Exercise prompt
Pull out every line in the data that has the string "Ответственные" in it.
--- begin Records for processing ---
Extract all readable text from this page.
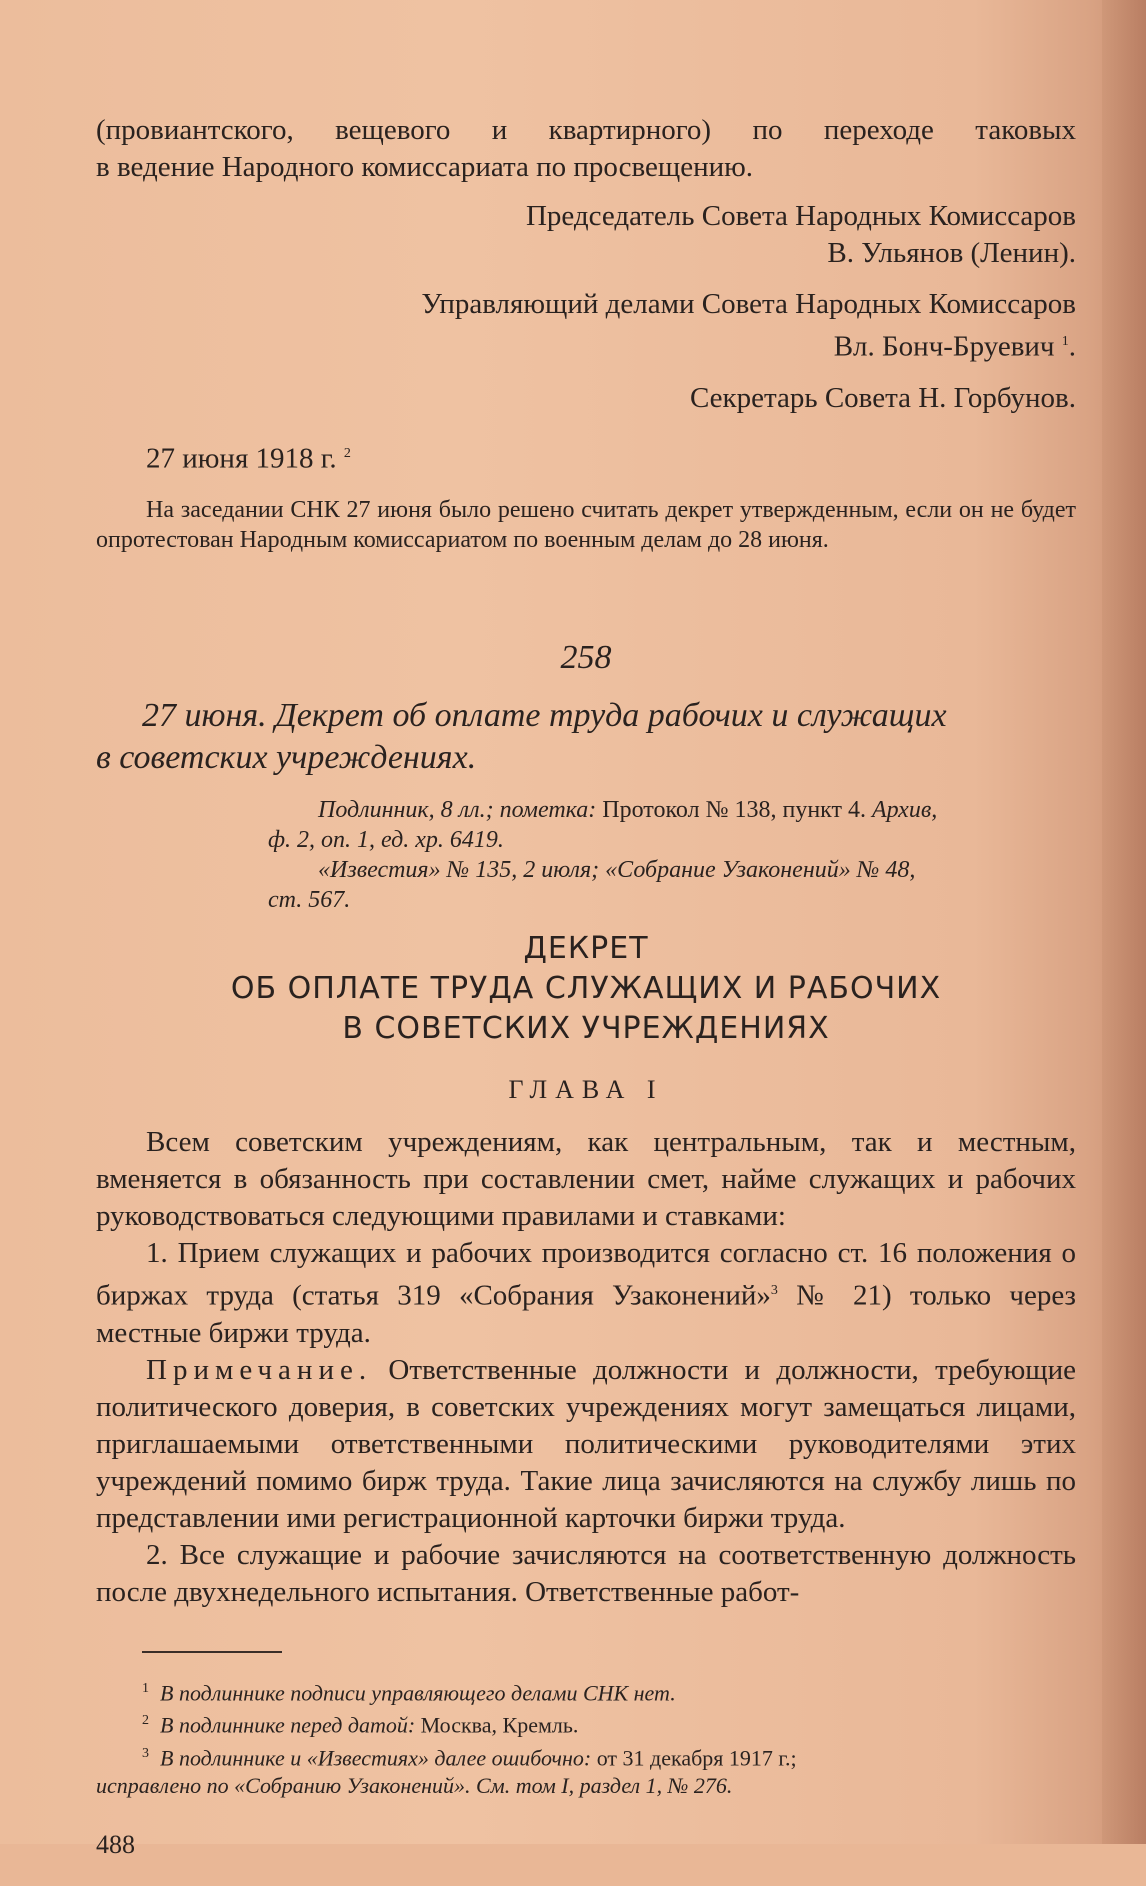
(провиантского, вещевого и квартирного) по переходе таковых

в ведение Народного комиссариата по просвещению.

Председатель Совета Народных Комиссаров

В. Ульянов (Ленин).

Управляющий делами Совета Народных Комиссаров

Вл. Бонч-Бруевич $^1$.

Секретарь Совета Н. Горбунов.

27 июня 1918 г. $^2$

На заседании СНК 27 июня было решено считать декрет утвержденным, если он не будет опротестован Народным комиссариатом по военным делам до 28 июня.

258

27 июня. Декрет об оплате труда рабочих и служащих

в советских учреждениях.

Подлинник, 8 лл.; пометка: Протокол № 138, пункт 4. Архив,

ф. 2, оп. 1, ед. хр. 6419.

«Известия» № 135, 2 июля; «Собрание Узаконений» № 48,

ст. 567.

ДЕКРЕТ

ОБ ОПЛАТЕ ТРУДА СЛУЖАЩИХ И РАБОЧИХ

В СОВЕТСКИХ УЧРЕЖДЕНИЯХ

ГЛАВА I

Всем советским учреждениям, как центральным, так и местным, вменяется в обязанность при составлении смет, найме служащих и рабочих руководствоваться следующими правилами и ставками:

1. Прием служащих и рабочих производится согласно ст. 16 положения о биржах труда (статья 319 «Собрания Узаконений»$^3$ № 21) только через местные биржи труда.

Примечание. Ответственные должности и должности, требующие политического доверия, в советских учреждениях могут замещаться лицами, приглашаемыми ответственными политическими руководителями этих учреждений помимо бирж труда. Такие лица зачисляются на службу лишь по представлении ими регистрационной карточки биржи труда.

2. Все служащие и рабочие зачисляются на соответственную должность после двухнедельного испытания. Ответственные работ-

$^1$ В подлиннике подписи управляющего делами СНК нет.

$^2$ В подлиннике перед датой: Москва, Кремль.

$^3$ В подлиннике и «Известиях» далее ошибочно: от 31 декабря 1917 г.;

исправлено по «Собранию Узаконений». См. том I, раздел 1, № 276.

488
--- end Records for processing ---
Final result
Примечание. Ответственные должности и должности, требующие политического доверия, в советских учреждениях могут замещаться лицами, приглашаемыми ответственными политическими руководителями этих учреждений помимо бирж труда. Такие лица зачисляются на службу лишь по представлении ими регистрационной карточки биржи труда.
2. Все служащие и рабочие зачисляются на соответственную должность после двухнедельного испытания. Ответственные работ-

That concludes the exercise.